Records shown:
-*-*-

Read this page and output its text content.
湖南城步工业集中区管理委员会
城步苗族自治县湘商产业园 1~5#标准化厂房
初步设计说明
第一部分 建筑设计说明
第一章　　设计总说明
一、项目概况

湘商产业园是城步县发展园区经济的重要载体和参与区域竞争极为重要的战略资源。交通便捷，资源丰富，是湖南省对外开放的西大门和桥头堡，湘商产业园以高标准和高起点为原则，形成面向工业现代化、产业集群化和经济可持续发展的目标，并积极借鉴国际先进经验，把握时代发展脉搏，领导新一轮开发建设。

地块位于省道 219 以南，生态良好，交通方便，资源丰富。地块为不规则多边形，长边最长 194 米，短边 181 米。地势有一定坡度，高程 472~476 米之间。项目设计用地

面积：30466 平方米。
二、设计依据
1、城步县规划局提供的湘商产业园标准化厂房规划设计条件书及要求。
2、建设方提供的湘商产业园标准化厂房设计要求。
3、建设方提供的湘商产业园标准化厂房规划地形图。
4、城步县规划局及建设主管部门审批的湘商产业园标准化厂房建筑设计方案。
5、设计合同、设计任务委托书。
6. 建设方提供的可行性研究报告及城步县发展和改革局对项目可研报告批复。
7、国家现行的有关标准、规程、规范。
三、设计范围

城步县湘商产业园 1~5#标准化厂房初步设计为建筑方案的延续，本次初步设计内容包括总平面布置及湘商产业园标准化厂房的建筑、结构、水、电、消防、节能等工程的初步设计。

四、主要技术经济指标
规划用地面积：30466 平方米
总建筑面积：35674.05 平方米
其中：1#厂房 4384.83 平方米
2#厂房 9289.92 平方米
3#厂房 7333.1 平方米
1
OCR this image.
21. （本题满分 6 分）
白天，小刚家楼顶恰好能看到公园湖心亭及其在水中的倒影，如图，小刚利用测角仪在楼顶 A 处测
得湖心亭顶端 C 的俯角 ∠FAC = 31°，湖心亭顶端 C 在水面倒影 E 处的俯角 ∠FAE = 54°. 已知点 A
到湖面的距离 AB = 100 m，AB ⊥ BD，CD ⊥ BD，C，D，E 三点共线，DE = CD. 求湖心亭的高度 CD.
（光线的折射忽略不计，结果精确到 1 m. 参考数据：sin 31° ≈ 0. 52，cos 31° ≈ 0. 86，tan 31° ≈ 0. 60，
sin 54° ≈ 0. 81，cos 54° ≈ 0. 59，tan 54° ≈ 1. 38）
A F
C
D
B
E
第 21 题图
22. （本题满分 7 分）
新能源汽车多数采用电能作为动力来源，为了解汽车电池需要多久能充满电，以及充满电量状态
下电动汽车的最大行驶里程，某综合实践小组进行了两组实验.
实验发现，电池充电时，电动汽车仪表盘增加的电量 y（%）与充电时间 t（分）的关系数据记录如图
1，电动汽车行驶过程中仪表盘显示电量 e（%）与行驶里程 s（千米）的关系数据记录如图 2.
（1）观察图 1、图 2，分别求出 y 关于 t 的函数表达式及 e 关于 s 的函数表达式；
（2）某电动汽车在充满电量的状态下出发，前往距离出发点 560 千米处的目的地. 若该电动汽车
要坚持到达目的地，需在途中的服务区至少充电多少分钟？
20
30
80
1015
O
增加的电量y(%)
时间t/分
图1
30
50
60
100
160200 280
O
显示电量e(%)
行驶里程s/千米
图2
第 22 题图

-*-*-

Work to do:
Scan the data above and copy every line with "的关系数据记录如图" in it.

In response:
实验发现，电池充电时，电动汽车仪表盘增加的电量 y（%）与充电时间 t（分）的关系数据记录如图
1，电动汽车行驶过程中仪表盘显示电量 e（%）与行驶里程 s（千米）的关系数据记录如图 2.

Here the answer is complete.